-- Begin RECORD LIST --
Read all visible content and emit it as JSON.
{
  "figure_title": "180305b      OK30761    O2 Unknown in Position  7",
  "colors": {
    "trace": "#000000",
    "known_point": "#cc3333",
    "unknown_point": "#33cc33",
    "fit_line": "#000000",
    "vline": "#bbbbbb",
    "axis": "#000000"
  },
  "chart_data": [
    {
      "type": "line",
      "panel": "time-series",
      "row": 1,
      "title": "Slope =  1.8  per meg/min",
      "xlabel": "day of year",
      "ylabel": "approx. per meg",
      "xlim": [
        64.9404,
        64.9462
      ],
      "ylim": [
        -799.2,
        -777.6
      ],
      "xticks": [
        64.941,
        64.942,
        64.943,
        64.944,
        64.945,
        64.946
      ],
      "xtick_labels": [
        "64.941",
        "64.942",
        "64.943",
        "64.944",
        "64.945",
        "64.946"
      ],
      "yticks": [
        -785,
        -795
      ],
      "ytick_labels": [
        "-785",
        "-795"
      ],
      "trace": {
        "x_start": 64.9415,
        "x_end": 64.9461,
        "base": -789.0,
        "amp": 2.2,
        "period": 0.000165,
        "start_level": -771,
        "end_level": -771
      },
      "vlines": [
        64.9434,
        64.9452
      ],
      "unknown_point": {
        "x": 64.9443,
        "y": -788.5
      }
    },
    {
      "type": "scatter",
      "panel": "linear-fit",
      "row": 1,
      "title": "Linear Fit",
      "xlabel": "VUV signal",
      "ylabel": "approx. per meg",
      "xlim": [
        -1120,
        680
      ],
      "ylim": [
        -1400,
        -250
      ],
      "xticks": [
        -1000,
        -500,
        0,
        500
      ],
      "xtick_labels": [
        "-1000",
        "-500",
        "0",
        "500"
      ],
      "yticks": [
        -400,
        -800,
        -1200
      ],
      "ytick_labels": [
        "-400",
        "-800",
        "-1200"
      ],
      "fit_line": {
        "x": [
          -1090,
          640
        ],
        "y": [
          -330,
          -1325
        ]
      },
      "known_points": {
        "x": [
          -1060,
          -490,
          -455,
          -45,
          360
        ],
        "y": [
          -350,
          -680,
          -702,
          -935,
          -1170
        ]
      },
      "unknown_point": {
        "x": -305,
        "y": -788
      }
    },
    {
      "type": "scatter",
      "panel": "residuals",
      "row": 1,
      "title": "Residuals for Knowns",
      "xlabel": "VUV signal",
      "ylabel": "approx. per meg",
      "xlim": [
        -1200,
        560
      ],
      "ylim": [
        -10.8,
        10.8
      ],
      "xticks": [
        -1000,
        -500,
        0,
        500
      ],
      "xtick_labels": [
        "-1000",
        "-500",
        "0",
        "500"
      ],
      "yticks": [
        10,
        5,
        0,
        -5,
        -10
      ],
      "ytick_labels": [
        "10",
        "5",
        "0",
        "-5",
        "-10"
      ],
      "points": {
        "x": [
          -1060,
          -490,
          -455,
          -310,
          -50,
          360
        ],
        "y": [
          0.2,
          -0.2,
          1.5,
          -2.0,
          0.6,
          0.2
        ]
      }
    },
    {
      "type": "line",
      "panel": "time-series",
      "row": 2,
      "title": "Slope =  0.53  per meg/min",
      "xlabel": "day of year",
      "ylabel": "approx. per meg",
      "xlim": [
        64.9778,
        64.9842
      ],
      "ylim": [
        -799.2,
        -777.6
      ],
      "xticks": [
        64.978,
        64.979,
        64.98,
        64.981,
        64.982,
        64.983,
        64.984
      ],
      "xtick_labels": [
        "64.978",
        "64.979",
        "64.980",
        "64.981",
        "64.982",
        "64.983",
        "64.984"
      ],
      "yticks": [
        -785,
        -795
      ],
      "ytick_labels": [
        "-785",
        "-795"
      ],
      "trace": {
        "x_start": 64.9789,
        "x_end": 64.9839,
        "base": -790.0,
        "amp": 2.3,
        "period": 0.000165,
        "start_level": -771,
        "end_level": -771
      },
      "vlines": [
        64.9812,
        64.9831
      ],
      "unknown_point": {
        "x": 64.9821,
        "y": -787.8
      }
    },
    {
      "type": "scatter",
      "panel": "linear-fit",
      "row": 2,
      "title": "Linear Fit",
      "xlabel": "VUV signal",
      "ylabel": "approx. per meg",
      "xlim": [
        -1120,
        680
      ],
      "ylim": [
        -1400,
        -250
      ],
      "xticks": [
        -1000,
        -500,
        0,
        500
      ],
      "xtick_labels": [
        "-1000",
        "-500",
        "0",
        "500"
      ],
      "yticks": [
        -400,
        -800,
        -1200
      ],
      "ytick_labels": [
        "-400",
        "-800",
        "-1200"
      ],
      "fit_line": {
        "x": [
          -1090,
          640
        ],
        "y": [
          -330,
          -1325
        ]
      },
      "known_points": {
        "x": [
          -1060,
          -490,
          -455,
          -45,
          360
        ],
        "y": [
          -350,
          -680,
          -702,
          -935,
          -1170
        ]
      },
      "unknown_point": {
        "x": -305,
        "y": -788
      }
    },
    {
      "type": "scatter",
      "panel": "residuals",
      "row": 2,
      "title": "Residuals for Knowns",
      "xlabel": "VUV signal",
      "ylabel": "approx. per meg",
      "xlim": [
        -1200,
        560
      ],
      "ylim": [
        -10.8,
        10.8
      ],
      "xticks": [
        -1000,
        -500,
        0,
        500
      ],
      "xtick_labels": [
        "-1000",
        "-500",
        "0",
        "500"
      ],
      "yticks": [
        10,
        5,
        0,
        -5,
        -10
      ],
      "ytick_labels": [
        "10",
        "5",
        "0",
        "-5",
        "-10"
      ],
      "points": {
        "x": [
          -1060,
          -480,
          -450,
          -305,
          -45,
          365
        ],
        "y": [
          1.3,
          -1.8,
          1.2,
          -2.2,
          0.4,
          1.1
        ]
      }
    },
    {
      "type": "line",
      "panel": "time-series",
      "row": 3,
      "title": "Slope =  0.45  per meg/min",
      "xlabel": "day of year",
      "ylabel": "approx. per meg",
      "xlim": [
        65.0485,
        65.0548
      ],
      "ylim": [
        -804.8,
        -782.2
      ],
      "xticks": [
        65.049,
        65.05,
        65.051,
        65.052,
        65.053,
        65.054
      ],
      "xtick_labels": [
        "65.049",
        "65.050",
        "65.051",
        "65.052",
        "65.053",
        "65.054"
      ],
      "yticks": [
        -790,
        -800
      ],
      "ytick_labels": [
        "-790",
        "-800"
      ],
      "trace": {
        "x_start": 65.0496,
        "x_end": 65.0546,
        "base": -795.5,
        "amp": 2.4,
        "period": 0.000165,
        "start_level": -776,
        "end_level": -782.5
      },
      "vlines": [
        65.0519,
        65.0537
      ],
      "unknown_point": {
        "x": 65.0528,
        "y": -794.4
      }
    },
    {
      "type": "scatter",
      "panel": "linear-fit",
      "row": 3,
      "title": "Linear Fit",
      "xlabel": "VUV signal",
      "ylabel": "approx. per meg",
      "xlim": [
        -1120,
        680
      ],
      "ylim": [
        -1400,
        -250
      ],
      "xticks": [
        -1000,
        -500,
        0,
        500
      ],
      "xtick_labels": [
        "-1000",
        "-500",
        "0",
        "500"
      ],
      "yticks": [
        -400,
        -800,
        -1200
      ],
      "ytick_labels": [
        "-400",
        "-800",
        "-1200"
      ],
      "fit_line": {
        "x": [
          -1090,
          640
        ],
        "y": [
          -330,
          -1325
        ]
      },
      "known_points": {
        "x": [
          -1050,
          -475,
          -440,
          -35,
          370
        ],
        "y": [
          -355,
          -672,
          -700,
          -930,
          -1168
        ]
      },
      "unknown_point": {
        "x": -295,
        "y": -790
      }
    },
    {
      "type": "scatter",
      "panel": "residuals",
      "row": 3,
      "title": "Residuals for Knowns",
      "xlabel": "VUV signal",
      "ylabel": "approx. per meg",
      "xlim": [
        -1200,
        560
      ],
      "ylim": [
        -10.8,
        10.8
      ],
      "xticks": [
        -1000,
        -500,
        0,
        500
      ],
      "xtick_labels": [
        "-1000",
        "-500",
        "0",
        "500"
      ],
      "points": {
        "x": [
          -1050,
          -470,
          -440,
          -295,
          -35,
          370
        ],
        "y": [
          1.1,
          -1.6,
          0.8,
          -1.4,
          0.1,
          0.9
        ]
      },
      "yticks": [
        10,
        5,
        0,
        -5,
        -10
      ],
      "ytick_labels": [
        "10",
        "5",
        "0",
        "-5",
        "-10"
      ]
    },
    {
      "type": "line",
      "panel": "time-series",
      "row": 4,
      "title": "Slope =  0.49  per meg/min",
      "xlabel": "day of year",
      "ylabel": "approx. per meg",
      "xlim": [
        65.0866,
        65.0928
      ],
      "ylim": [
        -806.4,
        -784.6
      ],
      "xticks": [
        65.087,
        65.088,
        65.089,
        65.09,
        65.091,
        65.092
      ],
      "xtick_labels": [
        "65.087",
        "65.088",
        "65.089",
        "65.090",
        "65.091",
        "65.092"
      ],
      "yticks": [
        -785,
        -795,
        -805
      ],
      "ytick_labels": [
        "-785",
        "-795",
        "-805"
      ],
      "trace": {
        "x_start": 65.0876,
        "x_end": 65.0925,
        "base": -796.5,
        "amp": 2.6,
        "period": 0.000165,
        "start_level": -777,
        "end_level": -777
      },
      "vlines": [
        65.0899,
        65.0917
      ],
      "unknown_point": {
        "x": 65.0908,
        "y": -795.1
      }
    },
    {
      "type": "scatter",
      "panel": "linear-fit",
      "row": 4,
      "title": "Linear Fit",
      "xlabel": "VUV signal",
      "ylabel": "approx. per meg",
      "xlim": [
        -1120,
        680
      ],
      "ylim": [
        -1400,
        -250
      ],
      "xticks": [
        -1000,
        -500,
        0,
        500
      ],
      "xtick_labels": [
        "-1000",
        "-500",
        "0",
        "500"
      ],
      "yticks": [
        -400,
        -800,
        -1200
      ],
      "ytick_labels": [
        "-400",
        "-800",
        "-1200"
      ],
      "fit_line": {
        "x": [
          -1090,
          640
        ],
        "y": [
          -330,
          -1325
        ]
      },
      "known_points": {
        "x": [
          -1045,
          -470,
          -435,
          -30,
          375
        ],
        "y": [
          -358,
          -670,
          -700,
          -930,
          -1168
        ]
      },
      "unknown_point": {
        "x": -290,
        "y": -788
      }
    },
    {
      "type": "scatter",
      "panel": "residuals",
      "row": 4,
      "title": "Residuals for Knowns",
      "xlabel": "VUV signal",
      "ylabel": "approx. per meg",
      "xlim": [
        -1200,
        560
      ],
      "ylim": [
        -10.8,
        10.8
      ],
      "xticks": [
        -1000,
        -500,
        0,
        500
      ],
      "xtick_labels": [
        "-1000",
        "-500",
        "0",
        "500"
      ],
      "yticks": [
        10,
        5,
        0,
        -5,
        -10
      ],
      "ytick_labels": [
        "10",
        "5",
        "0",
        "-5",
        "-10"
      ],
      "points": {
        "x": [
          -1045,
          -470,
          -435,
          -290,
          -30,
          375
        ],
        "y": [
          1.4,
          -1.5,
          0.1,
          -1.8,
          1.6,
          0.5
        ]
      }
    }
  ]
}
-- End RECORD LIST --
**TASK:**
In the records above, how many lines include the string "Slope"? Answer with only the number.

**TASK RESPONSE:**
4